Image records of document pages

= = = = = = =

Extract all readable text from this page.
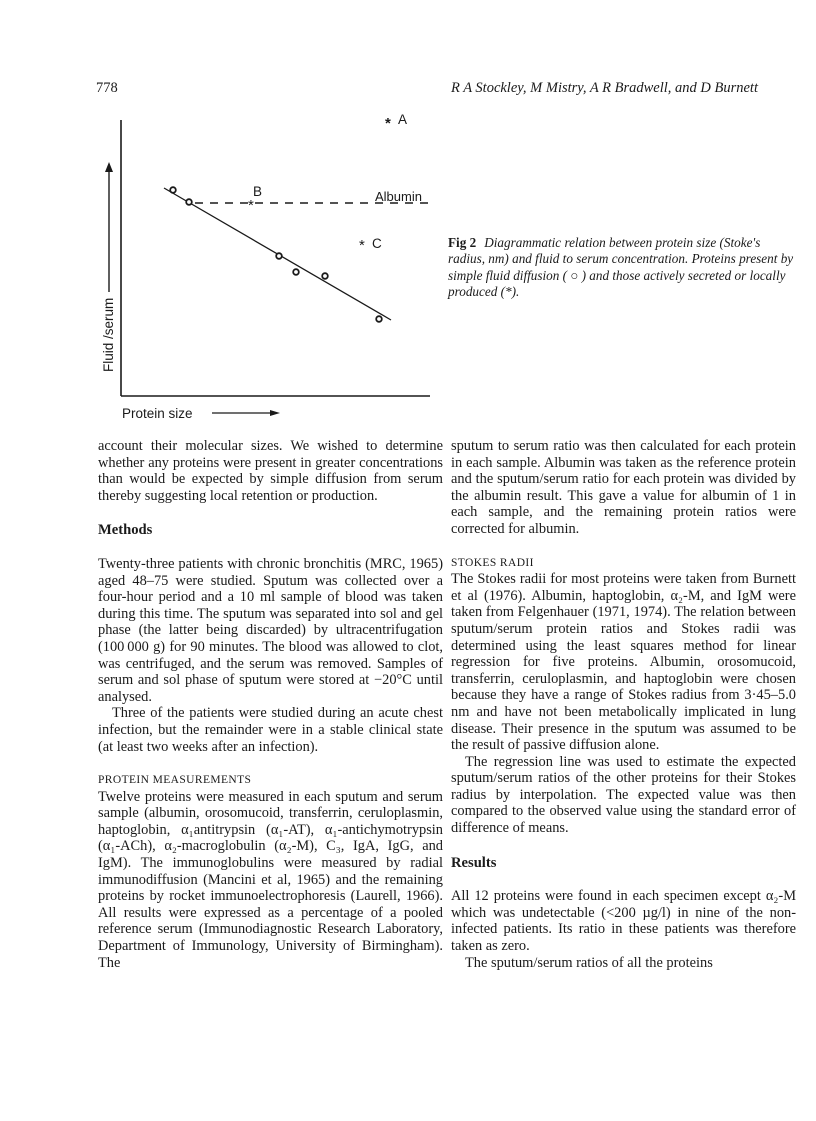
778	R A Stockley, M Mistry, A R Bradwell, and D Burnett
Fluid /serum
Protein size
Albumin
* A
*
B
* C	Fig 2 Diagrammatic relation between protein size (Stoke's radius, nm) and fluid to serum concentration. Proteins present by simple fluid diffusion ( ○ ) and those actively secreted or locally produced (*).

account their molecular sizes. We wished to determine whether any proteins were present in greater concentrations than would be expected by simple diffusion from serum thereby suggesting local retention or production.

Methods

Twenty-three patients with chronic bronchitis (MRC, 1965) aged 48–75 were studied. Sputum was collected over a four-hour period and a 10 ml sample of blood was taken during this time. The sputum was separated into sol and gel phase (the latter being discarded) by ultracentrifugation (100 000 g) for 90 minutes. The blood was allowed to clot, was centrifuged, and the serum was removed. Samples of serum and sol phase of sputum were stored at −20°C until analysed.

Three of the patients were studied during an acute chest infection, but the remainder were in a stable clinical state (at least two weeks after an infection).

PROTEIN MEASUREMENTS

Twelve proteins were measured in each sputum and serum sample (albumin, orosomucoid, transferrin, ceruloplasmin, haptoglobin, α₁antitrypsin (α₁-AT), α₁-antichymotrypsin (α₁-ACh), α₂-macroglobulin (α₂-M), C₃, IgA, IgG, and IgM). The immunoglobulins were measured by radial immunodiffusion (Mancini et al, 1965) and the remaining proteins by rocket immunoelectrophoresis (Laurell, 1966). All results were expressed as a percentage of a pooled reference serum (Immunodiagnostic Research Laboratory, Department of Immunology, University of Birmingham). The

sputum to serum ratio was then calculated for each protein in each sample. Albumin was taken as the reference protein and the sputum/serum ratio for each protein was divided by the albumin result. This gave a value for albumin of 1 in each sample, and the remaining protein ratios were corrected for albumin.

STOKES RADII

The Stokes radii for most proteins were taken from Burnett et al (1976). Albumin, haptoglobin, α₂-M, and IgM were taken from Felgenhauer (1971, 1974). The relation between sputum/serum protein ratios and Stokes radii was determined using the least squares method for linear regression for five proteins. Albumin, orosomucoid, transferrin, ceruloplasmin, and haptoglobin were chosen because they have a range of Stokes radius from 3·45–5.0 nm and have not been metabolically implicated in lung disease. Their presence in the sputum was assumed to be the result of passive diffusion alone.

The regression line was used to estimate the expected sputum/serum ratios of the other proteins for their Stokes radius by interpolation. The expected value was then compared to the observed value using the standard error of difference of means.

Results

All 12 proteins were found in each specimen except α₂-M which was undetectable (<200 µg/l) in nine of the non-infected patients. Its ratio in these patients was therefore taken as zero.

The sputum/serum ratios of all the proteins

= = = = = = =

§ **Task prompt**
The answer must be an exact copy of the records, with no pictures in it.

§ **Finished task**
Extract all readable text from this page.
778	R A Stockley, M Mistry, A R Bradwell, and D Burnett
Fluid /serum
Protein size
Albumin
* A
*
B
* C	Fig 2 Diagrammatic relation between protein size (Stoke's radius, nm) and fluid to serum concentration. Proteins present by simple fluid diffusion ( ○ ) and those actively secreted or locally produced (*).

account their molecular sizes. We wished to determine whether any proteins were present in greater concentrations than would be expected by simple diffusion from serum thereby suggesting local retention or production.

Methods

Twenty-three patients with chronic bronchitis (MRC, 1965) aged 48–75 were studied. Sputum was collected over a four-hour period and a 10 ml sample of blood was taken during this time. The sputum was separated into sol and gel phase (the latter being discarded) by ultracentrifugation (100 000 g) for 90 minutes. The blood was allowed to clot, was centrifuged, and the serum was removed. Samples of serum and sol phase of sputum were stored at −20°C until analysed.

Three of the patients were studied during an acute chest infection, but the remainder were in a stable clinical state (at least two weeks after an infection).

PROTEIN MEASUREMENTS

Twelve proteins were measured in each sputum and serum sample (albumin, orosomucoid, transferrin, ceruloplasmin, haptoglobin, α₁antitrypsin (α₁-AT), α₁-antichymotrypsin (α₁-ACh), α₂-macroglobulin (α₂-M), C₃, IgA, IgG, and IgM). The immunoglobulins were measured by radial immunodiffusion (Mancini et al, 1965) and the remaining proteins by rocket immunoelectrophoresis (Laurell, 1966). All results were expressed as a percentage of a pooled reference serum (Immunodiagnostic Research Laboratory, Department of Immunology, University of Birmingham). The

sputum to serum ratio was then calculated for each protein in each sample. Albumin was taken as the reference protein and the sputum/serum ratio for each protein was divided by the albumin result. This gave a value for albumin of 1 in each sample, and the remaining protein ratios were corrected for albumin.

STOKES RADII

The Stokes radii for most proteins were taken from Burnett et al (1976). Albumin, haptoglobin, α₂-M, and IgM were taken from Felgenhauer (1971, 1974). The relation between sputum/serum protein ratios and Stokes radii was determined using the least squares method for linear regression for five proteins. Albumin, orosomucoid, transferrin, ceruloplasmin, and haptoglobin were chosen because they have a range of Stokes radius from 3·45–5.0 nm and have not been metabolically implicated in lung disease. Their presence in the sputum was assumed to be the result of passive diffusion alone.

The regression line was used to estimate the expected sputum/serum ratios of the other proteins for their Stokes radius by interpolation. The expected value was then compared to the observed value using the standard error of difference of means.

Results

All 12 proteins were found in each specimen except α₂-M which was undetectable (<200 µg/l) in nine of the non-infected patients. Its ratio in these patients was therefore taken as zero.

The sputum/serum ratios of all the proteins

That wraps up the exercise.